Problem requirements | Give back the full listing verbatim, apart from its images.

Input data |
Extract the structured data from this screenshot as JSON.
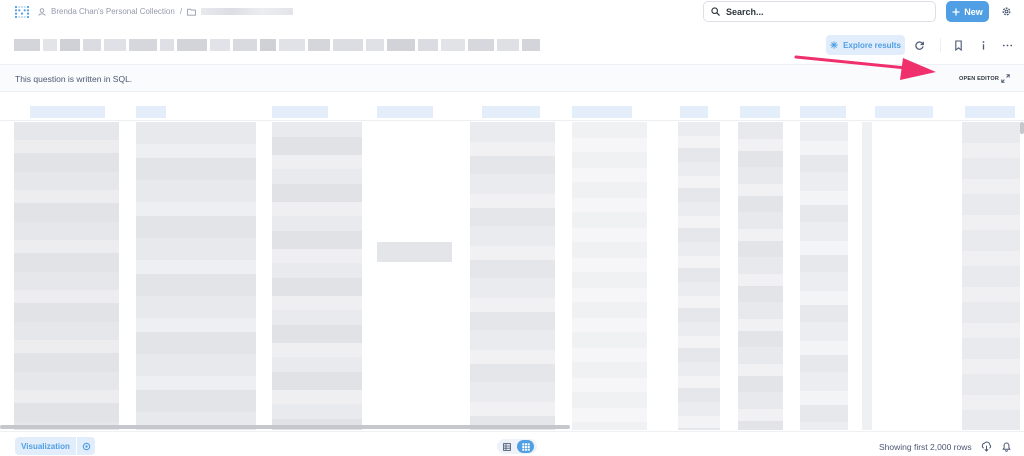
{
  "header": {
    "breadcrumb_collection": "Brenda Chan's Personal Collection",
    "breadcrumb_separator": "/",
    "search_placeholder": "Search...",
    "new_label": "New"
  },
  "toolbar": {
    "explore_label": "Explore results"
  },
  "notice": {
    "message": "This question is written in SQL.",
    "open_editor_label": "OPEN EDITOR"
  },
  "footer": {
    "visualization_label": "Visualization",
    "rows_label": "Showing first 2,000 rows"
  },
  "icons": {
    "logo": "metabase-logo-icon",
    "person": "person-icon",
    "folder": "folder-icon",
    "search": "search-icon",
    "plus": "plus-icon",
    "gear": "gear-icon",
    "explore": "sparkle-icon",
    "refresh": "refresh-icon",
    "bookmark": "bookmark-icon",
    "info": "info-icon",
    "more": "ellipsis-icon",
    "expand": "expand-icon",
    "table_view": "table-icon",
    "grid_view": "grid-icon",
    "download": "download-icon",
    "alert": "bell-icon"
  },
  "colors": {
    "brand": "#509ee3",
    "brand_light": "#e1edfa",
    "annotation_arrow": "#f0306c"
  }
}
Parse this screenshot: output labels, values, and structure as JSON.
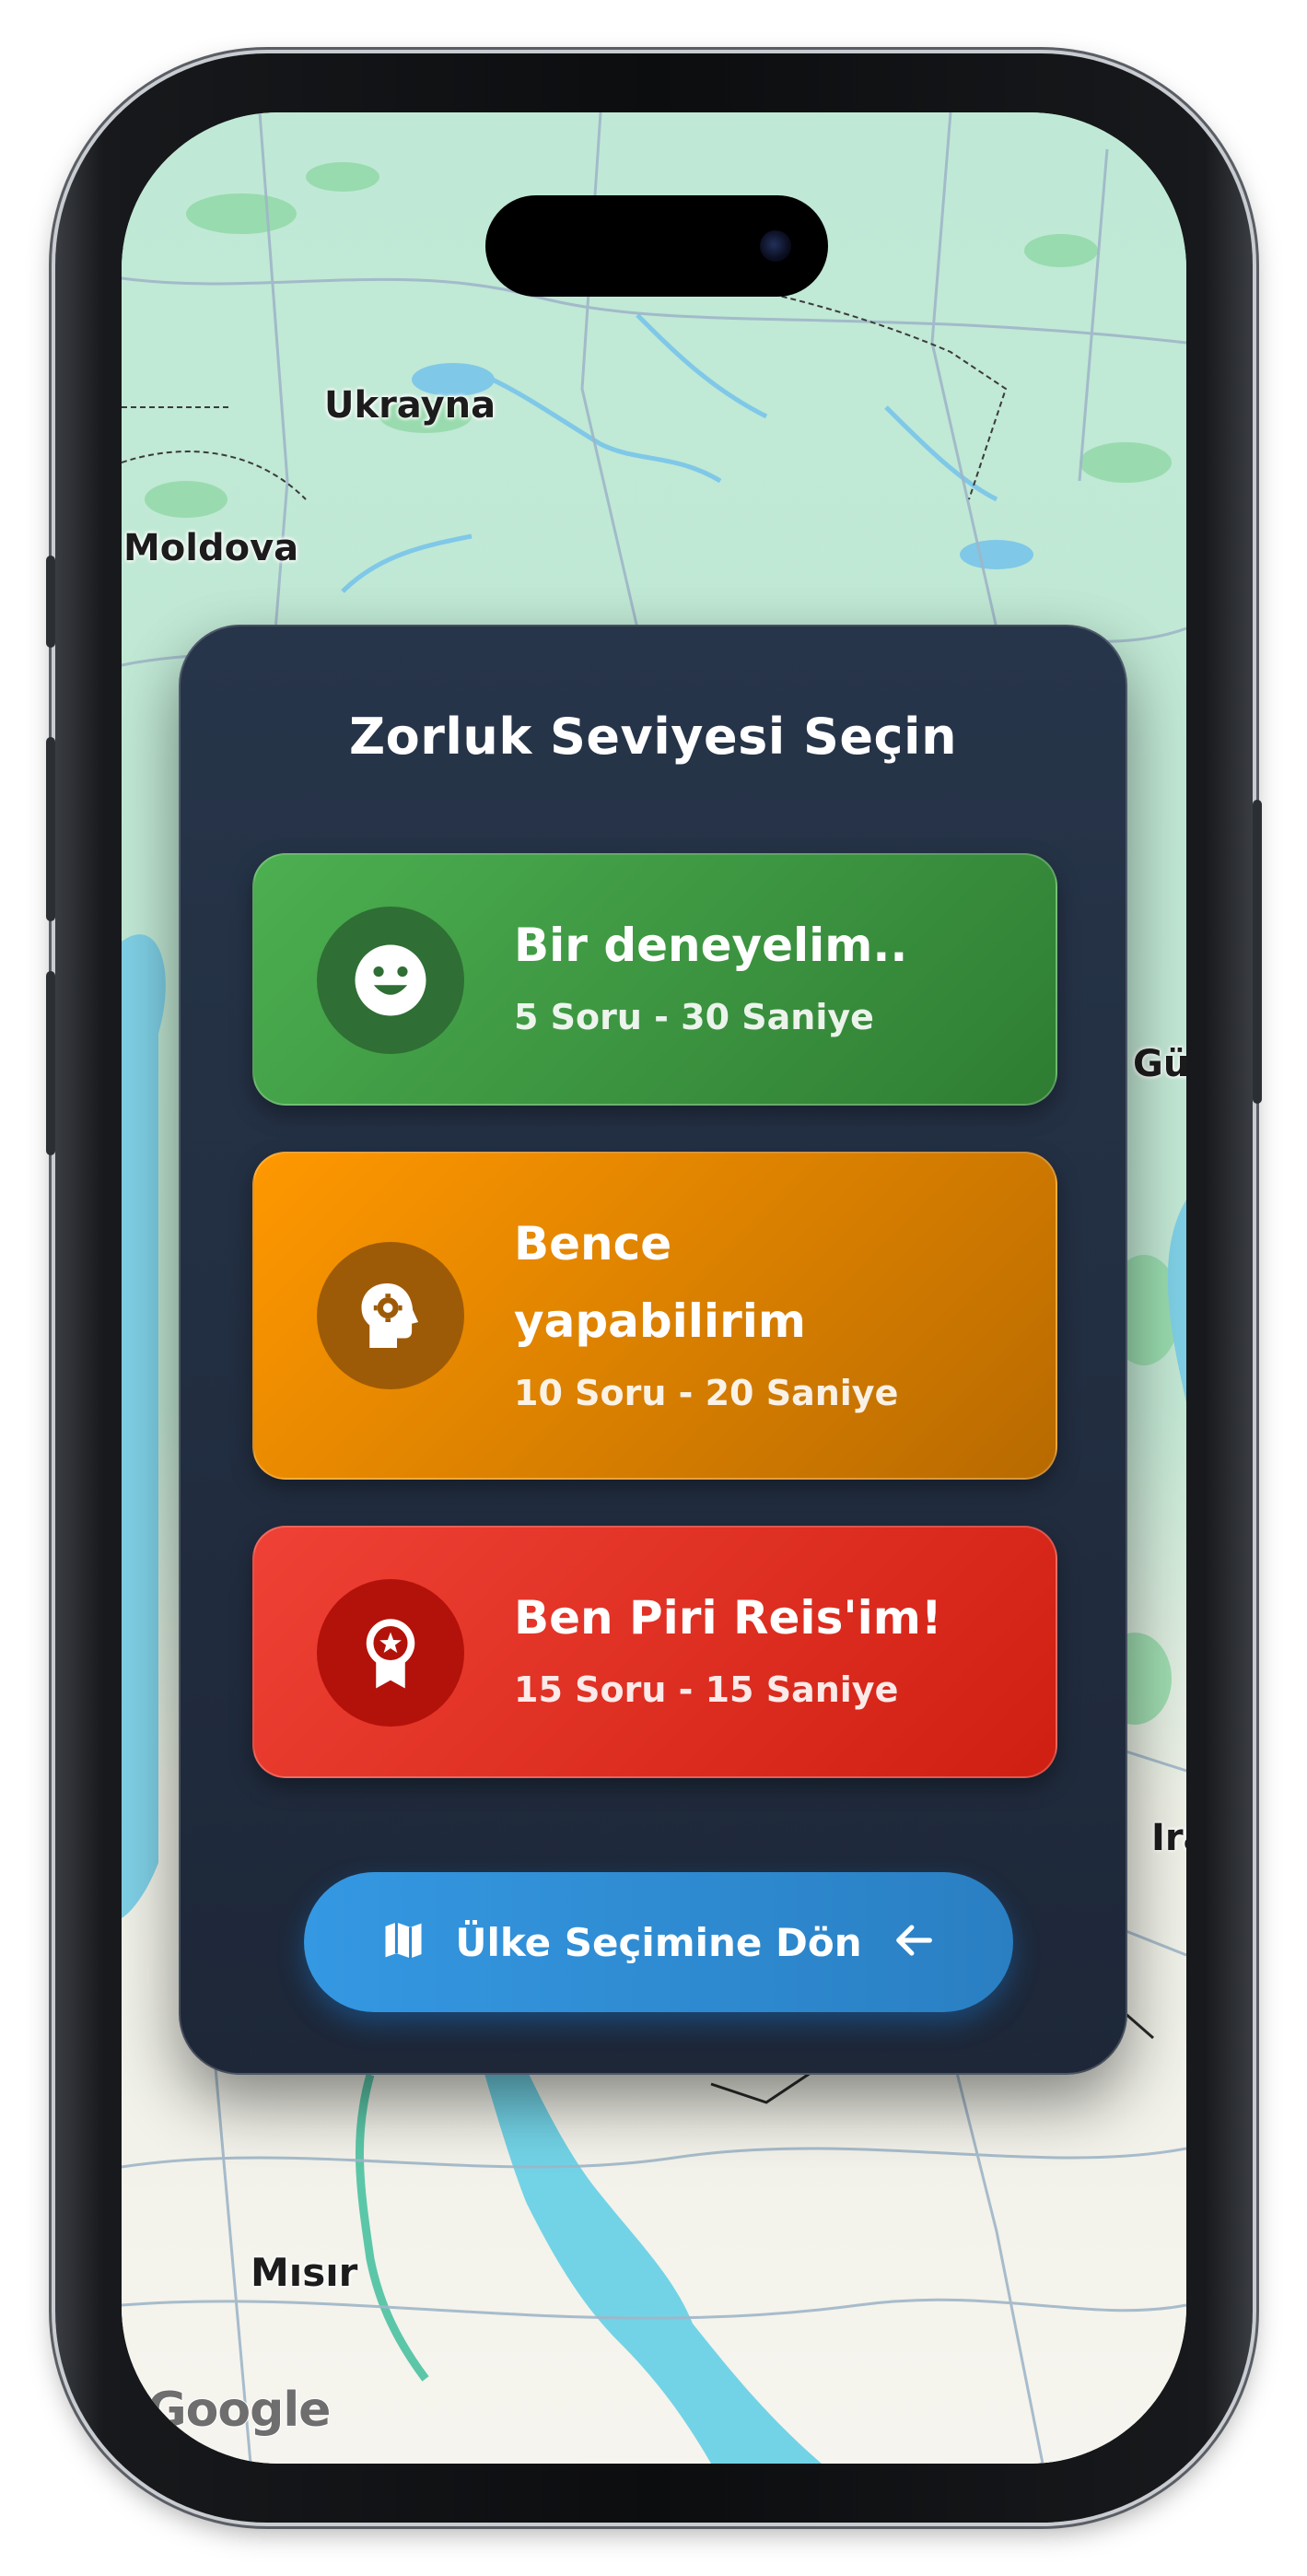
{
  "map": {
    "labels": {
      "ukraine": "Ukrayna",
      "moldova": "Moldova",
      "egypt": "Mısır",
      "georgia_partial": "Gü",
      "iraq_partial": "Ira"
    },
    "attribution": "Google"
  },
  "dialog": {
    "title": "Zorluk Seviyesi Seçin",
    "levels": [
      {
        "title": "Bir deneyelim..",
        "subtitle": "5 Soru - 30 Saniye",
        "icon": "smile-icon",
        "color": "#4caf50"
      },
      {
        "title": "Bence yapabilirim",
        "subtitle": "10 Soru - 20 Saniye",
        "icon": "head-gear-icon",
        "color": "#ff9800"
      },
      {
        "title": "Ben Piri Reis'im!",
        "subtitle": "15 Soru - 15 Saniye",
        "icon": "award-badge-icon",
        "color": "#e53935"
      }
    ],
    "back_button": {
      "label": "Ülke Seçimine Dön",
      "icon": "map-icon",
      "trailing_icon": "arrow-left-icon",
      "color": "#3498db"
    }
  }
}
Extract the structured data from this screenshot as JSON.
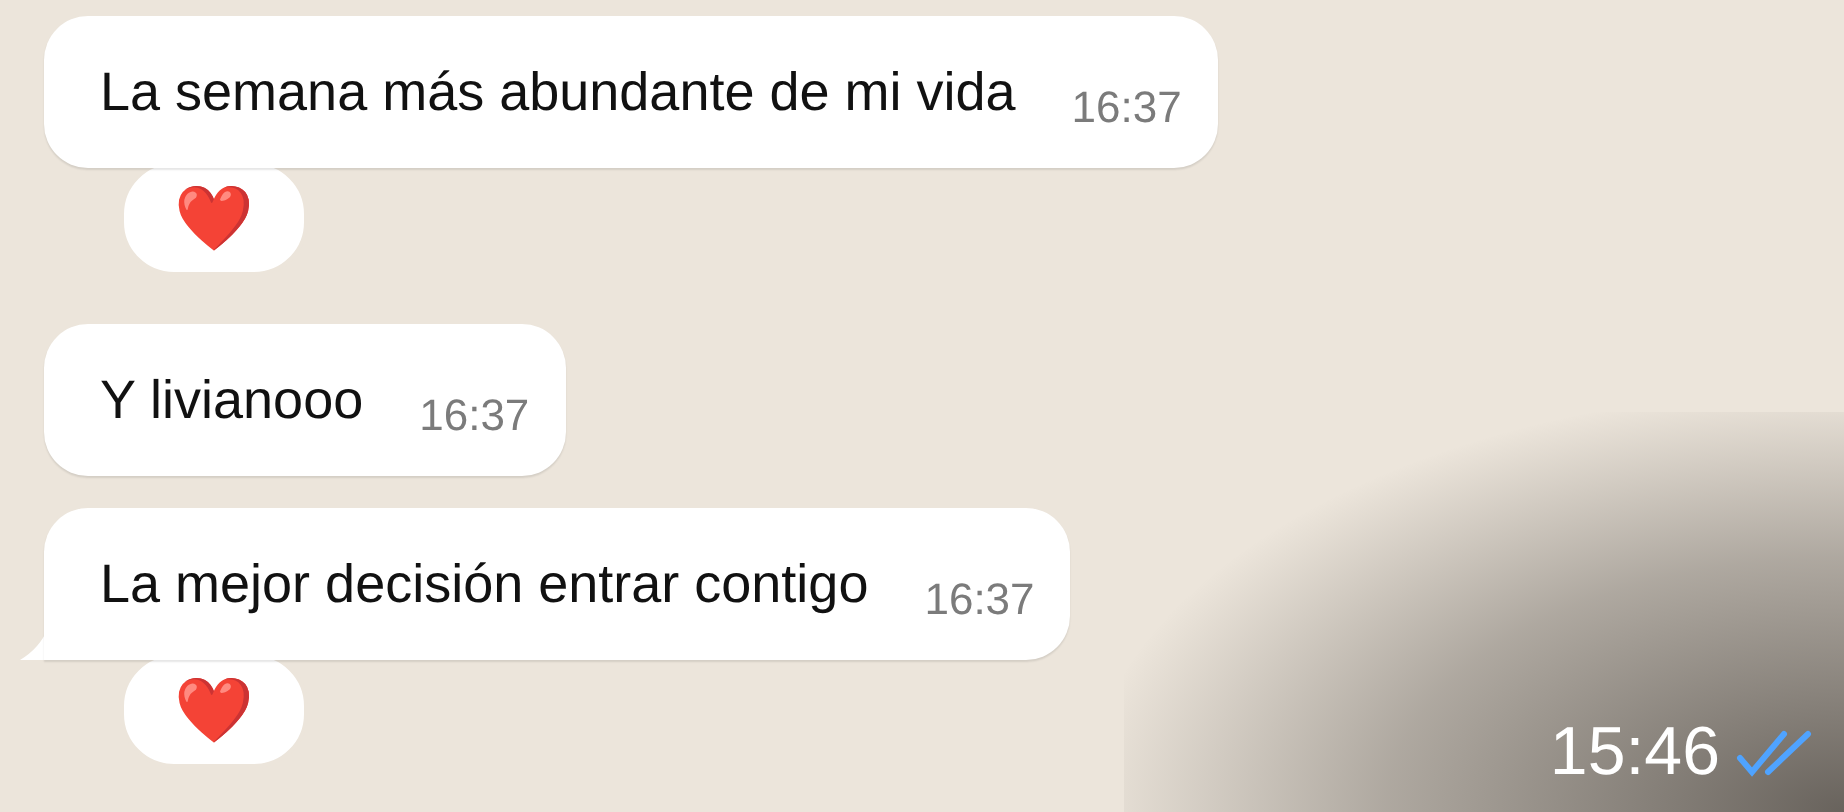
{
  "messages": [
    {
      "text": "La semana más abundante de mi vida",
      "time": "16:37",
      "tail": false,
      "reaction": "❤️"
    },
    {
      "text": "Y livianooo",
      "time": "16:37",
      "tail": false
    },
    {
      "text": "La mejor decisión entrar contigo",
      "time": "16:37",
      "tail": true,
      "reaction": "❤️"
    }
  ],
  "overlay": {
    "time": "15:46",
    "read": true
  }
}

Completed exercise |
Extract the structured data from this screenshot as JSON.
{
  "header": {
    "breadcrumb_collection": "Brenda Chan's Personal Collection",
    "breadcrumb_separator": "/",
    "search_placeholder": "Search...",
    "new_label": "New"
  },
  "toolbar": {
    "explore_label": "Explore results"
  },
  "notice": {
    "message": "This question is written in SQL.",
    "open_editor_label": "OPEN EDITOR"
  },
  "footer": {
    "visualization_label": "Visualization",
    "rows_label": "Showing first 2,000 rows"
  },
  "icons": {
    "logo": "metabase-logo-icon",
    "person": "person-icon",
    "folder": "folder-icon",
    "search": "search-icon",
    "plus": "plus-icon",
    "gear": "gear-icon",
    "explore": "sparkle-icon",
    "refresh": "refresh-icon",
    "bookmark": "bookmark-icon",
    "info": "info-icon",
    "more": "ellipsis-icon",
    "expand": "expand-icon",
    "table_view": "table-icon",
    "grid_view": "grid-icon",
    "download": "download-icon",
    "alert": "bell-icon"
  },
  "colors": {
    "brand": "#509ee3",
    "brand_light": "#e1edfa",
    "annotation_arrow": "#f0306c"
  }
}
Parse this screenshot: output labels, values, and structure as JSON.
{
  "map": {
    "labels": {
      "ukraine": "Ukrayna",
      "moldova": "Moldova",
      "egypt": "Mısır",
      "georgia_partial": "Gü",
      "iraq_partial": "Ira"
    },
    "attribution": "Google"
  },
  "dialog": {
    "title": "Zorluk Seviyesi Seçin",
    "levels": [
      {
        "title": "Bir deneyelim..",
        "subtitle": "5 Soru - 30 Saniye",
        "icon": "smile-icon",
        "color": "#4caf50"
      },
      {
        "title": "Bence yapabilirim",
        "subtitle": "10 Soru - 20 Saniye",
        "icon": "head-gear-icon",
        "color": "#ff9800"
      },
      {
        "title": "Ben Piri Reis'im!",
        "subtitle": "15 Soru - 15 Saniye",
        "icon": "award-badge-icon",
        "color": "#e53935"
      }
    ],
    "back_button": {
      "label": "Ülke Seçimine Dön",
      "icon": "map-icon",
      "trailing_icon": "arrow-left-icon",
      "color": "#3498db"
    }
  }
}
Extract the structured data from this screenshot as JSON.
{
  "messages": [
    {
      "text": "La semana más abundante de mi vida",
      "time": "16:37",
      "tail": false,
      "reaction": "❤️"
    },
    {
      "text": "Y livianooo",
      "time": "16:37",
      "tail": false
    },
    {
      "text": "La mejor decisión entrar contigo",
      "time": "16:37",
      "tail": true,
      "reaction": "❤️"
    }
  ],
  "overlay": {
    "time": "15:46",
    "read": true
  }
}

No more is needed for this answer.